Written task →
Lines containing the word "сайт" should be extracted in full.
___ Input rows
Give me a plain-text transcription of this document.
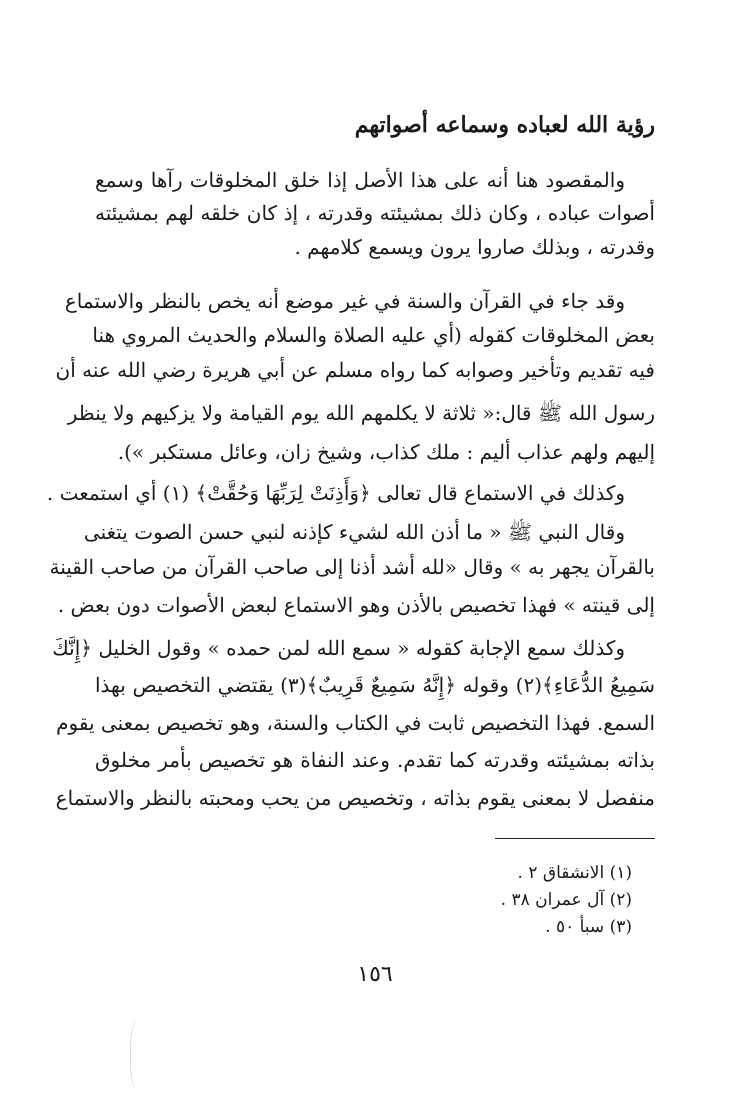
رؤية الله لعباده وسماعه أصواتهم
والمقصود هنا أنه على هذا الأصل إذا خلق المخلوقات رآها وسمع
أصوات عباده ، وكان ذلك بمشيئته وقدرته ، إذ كان خلقه لهم بمشيئته
وقدرته ، وبذلك صاروا يرون ويسمع كلامهم .
وقد جاء في القرآن والسنة في غير موضع أنه يخص بالنظر والاستماع
بعض المخلوقات كقوله (أي عليه الصلاة والسلام والحديث المروي هنا
فيه تقديم وتأخير وصوابه كما رواه مسلم عن أبي هريرة رضي الله عنه أن
رسول الله ﷺ قال:« ثلاثة لا يكلمهم الله يوم القيامة ولا يزكيهم ولا ينظر
إليهم ولهم عذاب أليم : ملك كذاب، وشيخ زان، وعائل مستكبر »).
وكذلك في الاستماع قال تعالى ﴿وَأَذِنَتْ لِرَبِّهَا وَحُقَّتْ﴾ (١) أي استمعت .
وقال النبي ﷺ « ما أذن الله لشيء كإذنه لنبي حسن الصوت يتغنى
بالقرآن يجهر به » وقال «لله أشد أذنا إلى صاحب القرآن من صاحب القينة
إلى قينته » فهذا تخصيص بالأذن وهو الاستماع لبعض الأصوات دون بعض .
وكذلك سمع الإجابة كقوله « سمع الله لمن حمده » وقول الخليل ﴿إِنَّكَ
سَمِيعُ الدُّعَاءِ﴾(٢) وقوله ﴿إِنَّهُ سَمِيعٌ قَرِيبٌ﴾(٣) يقتضي التخصيص بهذا
السمع. فهذا التخصيص ثابت في الكتاب والسنة، وهو تخصيص بمعنى يقوم
بذاته بمشيئته وقدرته كما تقدم. وعند النفاة هو تخصيص بأمر مخلوق
منفصل لا بمعنى يقوم بذاته ، وتخصيص من يحب ومحبته بالنظر والاستماع
(١) الانشقاق ٢ .
(٢) آل عمران ٣٨ .
(٣) سبأ ٥٠ .
١٥٦
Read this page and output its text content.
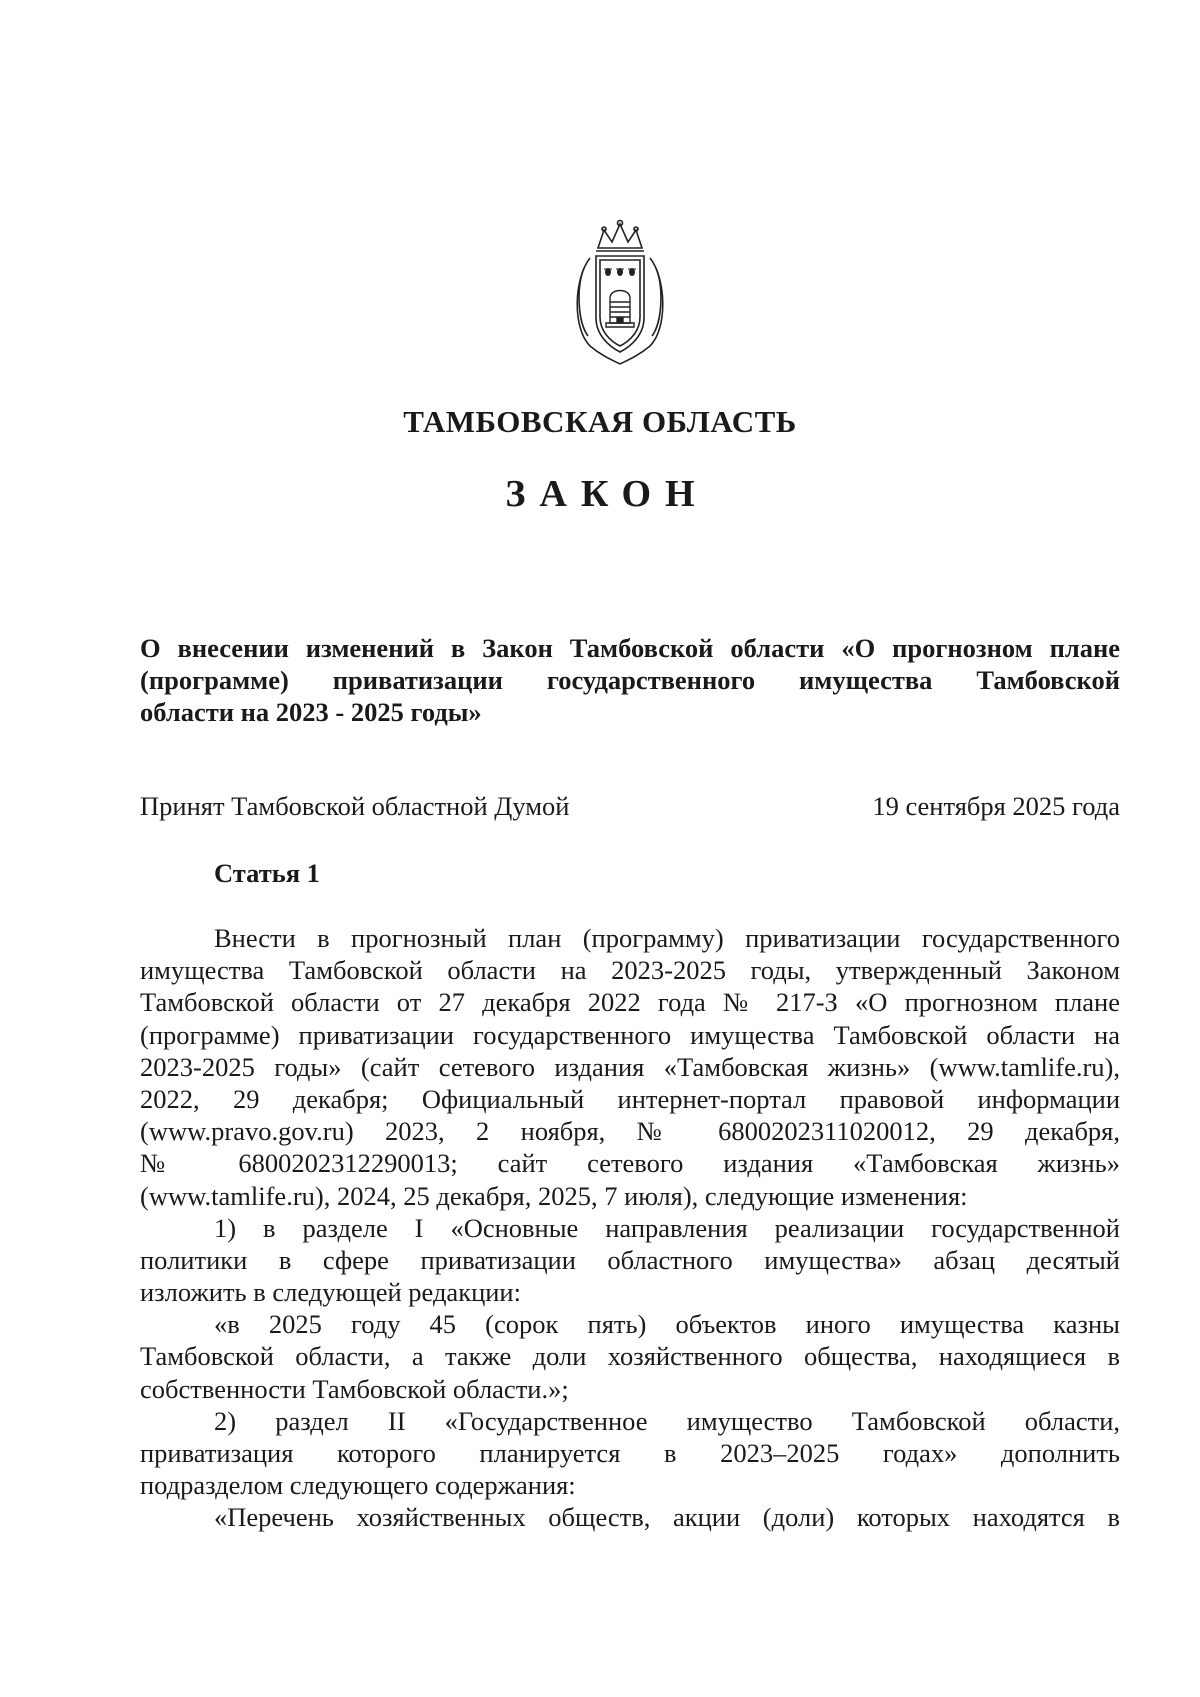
ТАМБОВСКАЯ ОБЛАСТЬ
ЗАКОН
О внесении изменений в Закон Тамбовской области «О прогнозном плане
(программе) приватизации государственного имущества Тамбовской
области на 2023 - 2025 годы»
Принят Тамбовской областной Думой	19 сентября 2025 года
Статья 1
Внести в прогнозный план (программу) приватизации государственного
имущества Тамбовской области на 2023-2025 годы, утвержденный Законом
Тамбовской области от 27 декабря 2022 года № 217-З «О прогнозном плане
(программе) приватизации государственного имущества Тамбовской области на
2023-2025 годы» (сайт сетевого издания «Тамбовская жизнь» (www.tamlife.ru),
2022, 29 декабря; Официальный интернет-портал правовой информации
(www.pravo.gov.ru) 2023, 2 ноября, № 6800202311020012, 29 декабря,
№ 6800202312290013; сайт сетевого издания «Тамбовская жизнь»
(www.tamlife.ru), 2024, 25 декабря, 2025, 7 июля), следующие изменения:
1) в разделе I «Основные направления реализации государственной
политики в сфере приватизации областного имущества» абзац десятый
изложить в следующей редакции:
«в 2025 году 45 (сорок пять) объектов иного имущества казны
Тамбовской области, а также доли хозяйственного общества, находящиеся в
собственности Тамбовской области.»;
2) раздел II «Государственное имущество Тамбовской области,
приватизация которого планируется в 2023–2025 годах» дополнить
подразделом следующего содержания:
«Перечень хозяйственных обществ, акции (доли) которых находятся в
______
The reply →
2023-2025 годы» (сайт сетевого издания «Тамбовская жизнь» (www.tamlife.ru),
№ 6800202312290013; сайт сетевого издания «Тамбовская жизнь»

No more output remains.